Job => Records follow. Pull out every line that contains "this".
::: Records shown :::
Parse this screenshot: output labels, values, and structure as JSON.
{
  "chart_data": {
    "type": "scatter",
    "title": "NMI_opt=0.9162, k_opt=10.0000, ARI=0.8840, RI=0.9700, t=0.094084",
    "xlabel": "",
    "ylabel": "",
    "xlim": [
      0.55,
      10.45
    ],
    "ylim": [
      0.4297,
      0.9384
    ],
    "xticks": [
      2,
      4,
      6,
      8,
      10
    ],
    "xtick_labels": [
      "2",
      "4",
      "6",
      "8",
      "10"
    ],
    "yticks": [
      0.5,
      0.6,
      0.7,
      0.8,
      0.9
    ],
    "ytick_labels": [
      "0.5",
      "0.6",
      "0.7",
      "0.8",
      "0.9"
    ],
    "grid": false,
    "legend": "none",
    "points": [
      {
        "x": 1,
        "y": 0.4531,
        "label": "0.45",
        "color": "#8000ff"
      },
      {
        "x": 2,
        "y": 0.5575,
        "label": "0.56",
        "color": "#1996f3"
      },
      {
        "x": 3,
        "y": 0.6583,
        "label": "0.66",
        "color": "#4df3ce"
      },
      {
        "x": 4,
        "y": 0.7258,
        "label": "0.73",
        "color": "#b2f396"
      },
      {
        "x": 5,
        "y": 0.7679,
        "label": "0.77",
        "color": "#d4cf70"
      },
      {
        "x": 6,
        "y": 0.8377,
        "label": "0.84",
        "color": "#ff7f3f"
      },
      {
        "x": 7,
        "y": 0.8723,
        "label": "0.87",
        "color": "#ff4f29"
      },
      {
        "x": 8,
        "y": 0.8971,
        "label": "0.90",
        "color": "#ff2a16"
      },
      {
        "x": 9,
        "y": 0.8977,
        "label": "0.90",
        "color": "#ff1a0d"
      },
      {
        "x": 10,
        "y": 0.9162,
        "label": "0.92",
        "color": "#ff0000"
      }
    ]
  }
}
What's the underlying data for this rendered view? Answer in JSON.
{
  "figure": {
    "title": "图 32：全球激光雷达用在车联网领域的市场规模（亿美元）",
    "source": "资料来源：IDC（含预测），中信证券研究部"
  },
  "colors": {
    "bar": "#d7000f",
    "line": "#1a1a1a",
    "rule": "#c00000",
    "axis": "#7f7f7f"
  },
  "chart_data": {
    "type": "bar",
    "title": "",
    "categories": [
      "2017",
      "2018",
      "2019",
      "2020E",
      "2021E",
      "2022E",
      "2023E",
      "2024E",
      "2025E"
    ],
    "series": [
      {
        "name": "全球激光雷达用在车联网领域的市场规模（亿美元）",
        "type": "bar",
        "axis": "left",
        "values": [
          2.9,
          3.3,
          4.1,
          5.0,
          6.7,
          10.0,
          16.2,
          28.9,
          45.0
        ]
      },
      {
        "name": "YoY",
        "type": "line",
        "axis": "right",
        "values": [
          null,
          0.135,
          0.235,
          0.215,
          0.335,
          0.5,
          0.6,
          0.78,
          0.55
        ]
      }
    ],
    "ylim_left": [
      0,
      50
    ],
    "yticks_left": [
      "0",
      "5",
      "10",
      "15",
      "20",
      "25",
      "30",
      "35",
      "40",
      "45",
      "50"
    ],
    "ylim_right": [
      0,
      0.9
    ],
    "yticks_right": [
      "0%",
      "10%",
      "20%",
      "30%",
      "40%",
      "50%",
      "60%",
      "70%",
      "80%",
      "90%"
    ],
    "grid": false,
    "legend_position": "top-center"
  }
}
:::
Answer to the task =>
Parse this screenshot: output labels, values, and structure as JSON.
What's the underlying data for this rendered view? Answer in JSON.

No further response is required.